── Data extract ──

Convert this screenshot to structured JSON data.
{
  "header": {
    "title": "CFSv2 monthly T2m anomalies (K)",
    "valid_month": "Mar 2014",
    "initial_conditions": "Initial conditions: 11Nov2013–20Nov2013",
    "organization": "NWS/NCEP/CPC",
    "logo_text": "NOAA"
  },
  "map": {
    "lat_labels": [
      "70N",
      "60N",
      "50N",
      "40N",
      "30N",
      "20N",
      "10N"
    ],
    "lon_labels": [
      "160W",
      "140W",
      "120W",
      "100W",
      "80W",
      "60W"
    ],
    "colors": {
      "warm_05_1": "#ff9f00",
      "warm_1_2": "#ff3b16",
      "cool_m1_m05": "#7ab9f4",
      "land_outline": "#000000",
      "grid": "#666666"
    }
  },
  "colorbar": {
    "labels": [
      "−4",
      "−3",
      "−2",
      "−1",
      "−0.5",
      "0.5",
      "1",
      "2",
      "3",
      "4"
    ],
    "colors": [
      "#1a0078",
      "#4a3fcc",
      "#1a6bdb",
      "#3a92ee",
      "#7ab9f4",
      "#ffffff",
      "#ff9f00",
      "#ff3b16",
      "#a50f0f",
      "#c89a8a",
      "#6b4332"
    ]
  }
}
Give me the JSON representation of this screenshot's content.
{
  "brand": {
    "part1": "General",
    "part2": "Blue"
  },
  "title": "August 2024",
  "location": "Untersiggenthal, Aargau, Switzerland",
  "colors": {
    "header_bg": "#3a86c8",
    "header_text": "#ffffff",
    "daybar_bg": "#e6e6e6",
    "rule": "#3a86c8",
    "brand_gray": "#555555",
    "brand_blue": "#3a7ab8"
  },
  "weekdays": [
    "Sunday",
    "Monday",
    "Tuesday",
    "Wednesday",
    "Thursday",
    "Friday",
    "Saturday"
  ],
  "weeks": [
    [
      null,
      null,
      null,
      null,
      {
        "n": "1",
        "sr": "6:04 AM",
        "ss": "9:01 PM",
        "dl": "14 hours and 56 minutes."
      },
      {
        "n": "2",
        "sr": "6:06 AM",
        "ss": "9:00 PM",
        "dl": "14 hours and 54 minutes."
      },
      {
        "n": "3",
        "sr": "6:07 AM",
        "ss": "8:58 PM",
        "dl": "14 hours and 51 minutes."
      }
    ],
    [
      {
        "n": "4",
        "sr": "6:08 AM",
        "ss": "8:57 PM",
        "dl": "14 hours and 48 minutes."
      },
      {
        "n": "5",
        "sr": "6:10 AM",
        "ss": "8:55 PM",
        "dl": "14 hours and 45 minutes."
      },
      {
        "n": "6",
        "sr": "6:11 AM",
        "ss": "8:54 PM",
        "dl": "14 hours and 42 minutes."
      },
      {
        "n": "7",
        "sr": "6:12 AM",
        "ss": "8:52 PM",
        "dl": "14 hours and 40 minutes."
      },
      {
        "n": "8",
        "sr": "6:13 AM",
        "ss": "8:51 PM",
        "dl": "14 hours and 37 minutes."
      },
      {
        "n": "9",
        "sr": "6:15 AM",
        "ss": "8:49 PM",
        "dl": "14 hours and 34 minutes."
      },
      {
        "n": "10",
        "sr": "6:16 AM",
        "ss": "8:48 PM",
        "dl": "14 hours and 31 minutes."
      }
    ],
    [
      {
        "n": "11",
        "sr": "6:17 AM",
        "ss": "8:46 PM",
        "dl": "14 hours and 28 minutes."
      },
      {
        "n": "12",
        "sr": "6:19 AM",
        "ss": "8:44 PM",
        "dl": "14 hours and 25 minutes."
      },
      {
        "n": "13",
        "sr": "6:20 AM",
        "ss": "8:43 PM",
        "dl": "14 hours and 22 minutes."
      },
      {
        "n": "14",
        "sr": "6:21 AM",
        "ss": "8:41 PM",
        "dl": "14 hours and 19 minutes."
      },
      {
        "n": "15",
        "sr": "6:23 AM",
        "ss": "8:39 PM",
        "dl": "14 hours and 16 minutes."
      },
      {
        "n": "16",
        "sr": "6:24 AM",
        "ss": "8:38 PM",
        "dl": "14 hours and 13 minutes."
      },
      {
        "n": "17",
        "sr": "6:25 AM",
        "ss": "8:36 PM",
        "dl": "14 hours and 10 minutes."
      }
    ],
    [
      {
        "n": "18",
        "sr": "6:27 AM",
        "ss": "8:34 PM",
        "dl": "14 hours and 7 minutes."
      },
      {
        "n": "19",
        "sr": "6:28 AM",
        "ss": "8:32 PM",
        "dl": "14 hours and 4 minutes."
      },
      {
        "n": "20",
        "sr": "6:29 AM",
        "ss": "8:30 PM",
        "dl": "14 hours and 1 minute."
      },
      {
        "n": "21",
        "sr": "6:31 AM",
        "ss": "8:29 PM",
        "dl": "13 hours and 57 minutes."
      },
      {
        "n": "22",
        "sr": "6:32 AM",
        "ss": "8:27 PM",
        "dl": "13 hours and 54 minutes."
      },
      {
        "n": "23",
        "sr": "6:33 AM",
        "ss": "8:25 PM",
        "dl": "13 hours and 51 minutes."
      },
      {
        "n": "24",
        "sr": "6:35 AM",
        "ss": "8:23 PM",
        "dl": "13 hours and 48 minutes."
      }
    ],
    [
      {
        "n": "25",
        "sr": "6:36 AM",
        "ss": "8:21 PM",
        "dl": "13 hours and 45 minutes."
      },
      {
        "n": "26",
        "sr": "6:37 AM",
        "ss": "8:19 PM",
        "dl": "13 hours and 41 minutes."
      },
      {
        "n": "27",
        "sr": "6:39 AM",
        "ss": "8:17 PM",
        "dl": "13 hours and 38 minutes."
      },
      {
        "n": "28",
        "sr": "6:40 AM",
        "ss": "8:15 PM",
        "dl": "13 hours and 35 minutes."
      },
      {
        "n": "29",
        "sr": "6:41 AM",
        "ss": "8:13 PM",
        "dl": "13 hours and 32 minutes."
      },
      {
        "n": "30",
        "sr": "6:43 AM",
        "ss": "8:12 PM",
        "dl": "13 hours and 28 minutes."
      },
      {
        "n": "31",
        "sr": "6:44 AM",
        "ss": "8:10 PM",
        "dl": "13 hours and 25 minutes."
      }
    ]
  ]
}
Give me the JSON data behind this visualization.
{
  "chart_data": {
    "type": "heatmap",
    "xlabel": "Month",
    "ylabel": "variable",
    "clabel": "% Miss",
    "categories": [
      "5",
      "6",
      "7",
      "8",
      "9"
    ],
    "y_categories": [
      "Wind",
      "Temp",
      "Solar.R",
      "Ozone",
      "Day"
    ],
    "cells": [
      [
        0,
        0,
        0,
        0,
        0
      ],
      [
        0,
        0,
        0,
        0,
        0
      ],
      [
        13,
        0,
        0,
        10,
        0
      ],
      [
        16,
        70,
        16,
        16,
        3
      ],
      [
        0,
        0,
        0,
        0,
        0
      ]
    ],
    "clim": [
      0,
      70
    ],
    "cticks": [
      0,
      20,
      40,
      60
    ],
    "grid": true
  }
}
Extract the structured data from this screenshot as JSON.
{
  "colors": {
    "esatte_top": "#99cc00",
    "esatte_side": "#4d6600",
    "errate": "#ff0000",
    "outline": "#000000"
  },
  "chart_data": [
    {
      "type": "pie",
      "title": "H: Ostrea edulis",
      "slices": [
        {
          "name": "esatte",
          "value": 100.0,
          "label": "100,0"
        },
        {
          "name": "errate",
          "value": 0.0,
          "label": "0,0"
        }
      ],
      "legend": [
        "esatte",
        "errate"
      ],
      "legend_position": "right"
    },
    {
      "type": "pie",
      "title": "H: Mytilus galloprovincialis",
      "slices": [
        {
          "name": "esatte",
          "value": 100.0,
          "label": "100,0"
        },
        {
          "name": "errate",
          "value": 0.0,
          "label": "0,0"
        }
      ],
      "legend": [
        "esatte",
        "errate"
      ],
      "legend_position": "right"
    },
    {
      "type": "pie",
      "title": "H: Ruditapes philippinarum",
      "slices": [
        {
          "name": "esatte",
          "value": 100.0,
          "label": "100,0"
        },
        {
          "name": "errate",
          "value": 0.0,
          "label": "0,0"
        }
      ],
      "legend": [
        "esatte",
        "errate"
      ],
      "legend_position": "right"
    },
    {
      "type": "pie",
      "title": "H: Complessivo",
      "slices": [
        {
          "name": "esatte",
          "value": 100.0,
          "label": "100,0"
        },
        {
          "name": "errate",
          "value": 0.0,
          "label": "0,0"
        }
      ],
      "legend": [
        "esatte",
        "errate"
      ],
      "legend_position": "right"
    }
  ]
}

───

Show every line in the records above that contains the word "JSON".

§ Full response
Convert this screenshot to structured JSON data.
Give me the JSON representation of this screenshot's content.
Give me the JSON data behind this visualization.
Extract the structured data from this screenshot as JSON.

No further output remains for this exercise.